● RECORD EXCERPTS:
— start —

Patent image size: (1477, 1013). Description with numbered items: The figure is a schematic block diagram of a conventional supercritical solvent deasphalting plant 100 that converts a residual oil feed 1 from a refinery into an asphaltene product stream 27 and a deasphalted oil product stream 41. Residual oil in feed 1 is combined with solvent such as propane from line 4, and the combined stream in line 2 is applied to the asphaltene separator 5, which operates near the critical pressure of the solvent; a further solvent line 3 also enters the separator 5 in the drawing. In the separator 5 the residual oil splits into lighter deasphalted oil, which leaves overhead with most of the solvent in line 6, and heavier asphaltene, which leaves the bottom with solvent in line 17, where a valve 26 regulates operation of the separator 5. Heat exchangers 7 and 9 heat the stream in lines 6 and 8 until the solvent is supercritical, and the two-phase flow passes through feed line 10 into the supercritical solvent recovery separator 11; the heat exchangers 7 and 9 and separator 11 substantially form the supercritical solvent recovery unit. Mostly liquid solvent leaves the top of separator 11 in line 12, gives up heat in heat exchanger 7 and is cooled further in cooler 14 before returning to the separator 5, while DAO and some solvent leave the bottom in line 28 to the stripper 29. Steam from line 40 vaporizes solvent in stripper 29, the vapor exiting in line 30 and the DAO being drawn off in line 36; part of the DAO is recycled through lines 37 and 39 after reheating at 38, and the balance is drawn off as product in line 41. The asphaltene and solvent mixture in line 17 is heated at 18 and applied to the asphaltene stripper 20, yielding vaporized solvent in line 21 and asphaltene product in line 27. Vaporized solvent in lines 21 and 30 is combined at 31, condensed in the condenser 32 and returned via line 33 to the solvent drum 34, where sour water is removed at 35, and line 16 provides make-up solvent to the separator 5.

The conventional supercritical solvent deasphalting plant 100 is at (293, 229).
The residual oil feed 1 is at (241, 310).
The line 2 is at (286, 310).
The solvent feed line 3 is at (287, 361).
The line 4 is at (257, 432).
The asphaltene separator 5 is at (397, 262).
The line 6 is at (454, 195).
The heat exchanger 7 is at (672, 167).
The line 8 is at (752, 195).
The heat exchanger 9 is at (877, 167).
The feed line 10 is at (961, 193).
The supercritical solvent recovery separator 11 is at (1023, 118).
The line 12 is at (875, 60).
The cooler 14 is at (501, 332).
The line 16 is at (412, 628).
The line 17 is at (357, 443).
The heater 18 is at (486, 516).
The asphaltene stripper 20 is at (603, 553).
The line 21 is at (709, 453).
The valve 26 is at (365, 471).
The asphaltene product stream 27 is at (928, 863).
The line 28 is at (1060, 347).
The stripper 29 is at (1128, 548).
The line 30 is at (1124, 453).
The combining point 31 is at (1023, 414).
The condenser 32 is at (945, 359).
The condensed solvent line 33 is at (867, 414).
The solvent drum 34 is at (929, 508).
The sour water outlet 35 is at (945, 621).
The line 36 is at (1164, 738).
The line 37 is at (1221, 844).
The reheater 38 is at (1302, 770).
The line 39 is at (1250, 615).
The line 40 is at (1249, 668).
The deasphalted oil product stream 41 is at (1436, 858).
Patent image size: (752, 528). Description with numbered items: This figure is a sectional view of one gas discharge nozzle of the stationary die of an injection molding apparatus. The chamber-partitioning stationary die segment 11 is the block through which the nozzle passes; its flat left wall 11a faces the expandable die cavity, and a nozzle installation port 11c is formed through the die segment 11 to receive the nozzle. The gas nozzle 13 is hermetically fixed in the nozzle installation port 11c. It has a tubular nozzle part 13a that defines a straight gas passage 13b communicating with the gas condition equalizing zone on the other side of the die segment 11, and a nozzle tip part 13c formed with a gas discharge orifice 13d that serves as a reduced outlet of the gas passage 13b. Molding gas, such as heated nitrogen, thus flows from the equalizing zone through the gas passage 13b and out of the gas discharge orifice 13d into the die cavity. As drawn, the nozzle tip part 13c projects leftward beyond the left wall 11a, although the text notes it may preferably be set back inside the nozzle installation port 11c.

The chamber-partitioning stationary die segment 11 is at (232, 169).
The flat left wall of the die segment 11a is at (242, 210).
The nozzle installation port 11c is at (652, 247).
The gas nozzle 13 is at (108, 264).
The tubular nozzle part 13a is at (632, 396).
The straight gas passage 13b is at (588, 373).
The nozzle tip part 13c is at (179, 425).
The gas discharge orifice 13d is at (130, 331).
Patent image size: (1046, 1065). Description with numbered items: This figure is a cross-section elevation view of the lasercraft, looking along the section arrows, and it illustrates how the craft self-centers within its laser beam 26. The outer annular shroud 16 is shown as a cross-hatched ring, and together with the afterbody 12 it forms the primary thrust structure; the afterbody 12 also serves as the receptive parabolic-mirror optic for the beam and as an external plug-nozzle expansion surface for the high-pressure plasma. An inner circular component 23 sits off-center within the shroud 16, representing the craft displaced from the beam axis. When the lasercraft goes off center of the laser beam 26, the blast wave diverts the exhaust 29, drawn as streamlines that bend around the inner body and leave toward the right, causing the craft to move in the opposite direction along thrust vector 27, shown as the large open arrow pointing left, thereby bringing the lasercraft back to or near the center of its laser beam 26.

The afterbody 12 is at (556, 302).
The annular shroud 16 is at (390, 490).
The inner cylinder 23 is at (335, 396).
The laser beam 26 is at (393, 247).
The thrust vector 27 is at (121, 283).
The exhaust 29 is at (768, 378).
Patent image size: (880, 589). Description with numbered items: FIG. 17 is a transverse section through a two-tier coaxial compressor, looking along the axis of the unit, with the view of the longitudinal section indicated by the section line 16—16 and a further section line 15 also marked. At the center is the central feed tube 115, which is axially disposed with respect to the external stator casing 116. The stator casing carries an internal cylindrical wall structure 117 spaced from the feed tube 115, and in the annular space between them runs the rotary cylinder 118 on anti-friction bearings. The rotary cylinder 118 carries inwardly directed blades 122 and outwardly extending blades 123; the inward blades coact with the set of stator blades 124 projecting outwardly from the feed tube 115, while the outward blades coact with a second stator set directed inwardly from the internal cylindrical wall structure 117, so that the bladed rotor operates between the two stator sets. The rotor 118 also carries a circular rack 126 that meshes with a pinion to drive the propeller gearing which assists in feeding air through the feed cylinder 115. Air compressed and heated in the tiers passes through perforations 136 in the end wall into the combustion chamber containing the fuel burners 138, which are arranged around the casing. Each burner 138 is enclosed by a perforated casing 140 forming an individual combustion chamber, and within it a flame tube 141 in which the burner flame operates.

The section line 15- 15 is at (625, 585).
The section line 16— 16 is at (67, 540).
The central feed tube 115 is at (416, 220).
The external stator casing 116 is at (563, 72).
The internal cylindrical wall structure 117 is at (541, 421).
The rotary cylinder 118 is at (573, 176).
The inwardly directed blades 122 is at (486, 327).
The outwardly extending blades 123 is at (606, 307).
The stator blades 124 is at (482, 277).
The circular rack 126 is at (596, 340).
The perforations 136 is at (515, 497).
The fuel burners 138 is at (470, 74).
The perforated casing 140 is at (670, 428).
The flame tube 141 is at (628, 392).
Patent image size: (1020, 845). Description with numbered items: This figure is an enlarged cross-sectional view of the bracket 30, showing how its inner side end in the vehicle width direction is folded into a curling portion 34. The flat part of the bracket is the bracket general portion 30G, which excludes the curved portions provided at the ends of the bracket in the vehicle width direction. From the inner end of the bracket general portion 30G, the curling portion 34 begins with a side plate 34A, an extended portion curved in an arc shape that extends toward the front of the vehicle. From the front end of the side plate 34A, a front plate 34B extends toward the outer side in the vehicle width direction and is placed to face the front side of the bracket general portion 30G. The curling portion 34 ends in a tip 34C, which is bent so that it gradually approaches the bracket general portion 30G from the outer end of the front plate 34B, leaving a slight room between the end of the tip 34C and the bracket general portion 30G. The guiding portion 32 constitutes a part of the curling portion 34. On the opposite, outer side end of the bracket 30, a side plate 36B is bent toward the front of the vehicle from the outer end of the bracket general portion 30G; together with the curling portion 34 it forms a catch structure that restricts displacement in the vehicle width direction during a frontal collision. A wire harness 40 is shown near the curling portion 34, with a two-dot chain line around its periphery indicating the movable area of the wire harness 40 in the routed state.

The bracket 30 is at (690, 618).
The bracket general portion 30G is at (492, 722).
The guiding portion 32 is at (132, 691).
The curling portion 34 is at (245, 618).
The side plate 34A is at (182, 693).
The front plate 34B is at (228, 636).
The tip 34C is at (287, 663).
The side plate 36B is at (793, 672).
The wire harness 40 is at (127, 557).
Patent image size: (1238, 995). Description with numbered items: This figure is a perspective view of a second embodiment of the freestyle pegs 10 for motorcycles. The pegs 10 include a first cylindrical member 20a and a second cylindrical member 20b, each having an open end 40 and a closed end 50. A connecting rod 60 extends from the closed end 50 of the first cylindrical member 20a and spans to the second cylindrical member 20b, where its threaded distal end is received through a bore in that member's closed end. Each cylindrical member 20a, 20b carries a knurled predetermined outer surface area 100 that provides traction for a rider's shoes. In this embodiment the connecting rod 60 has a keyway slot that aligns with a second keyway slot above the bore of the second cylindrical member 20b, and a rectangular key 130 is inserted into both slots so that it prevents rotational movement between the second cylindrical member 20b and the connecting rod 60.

— end —

● DIRECTIVE: Please give again the rows starting with the line that contains "Patent image size: (752, 528)." and going on through the line that contains "The flat left", swapping "discharge" for "outlet" and leaving everything else unchanged.

● REPLY:
Patent image size: (752, 528). Description with numbered items: This figure is a sectional view of one gas outlet nozzle of the stationary die of an injection molding apparatus. The chamber-partitioning stationary die segment 11 is the block through which the nozzle passes; its flat left wall 11a faces the expandable die cavity, and a nozzle installation port 11c is formed through the die segment 11 to receive the nozzle. The gas nozzle 13 is hermetically fixed in the nozzle installation port 11c. It has a tubular nozzle part 13a that defines a straight gas passage 13b communicating with the gas condition equalizing zone on the other side of the die segment 11, and a nozzle tip part 13c formed with a gas outlet orifice 13d that serves as a reduced outlet of the gas passage 13b. Molding gas, such as heated nitrogen, thus flows from the equalizing zone through the gas passage 13b and out of the gas outlet orifice 13d into the die cavity. As drawn, the nozzle tip part 13c projects leftward beyond the left wall 11a, although the text notes it may preferably be set back inside the nozzle installation port 11c.

The chamber-partitioning stationary die segment 11 is at (232, 169).
The flat left wall of the die segment 11a is at (242, 210).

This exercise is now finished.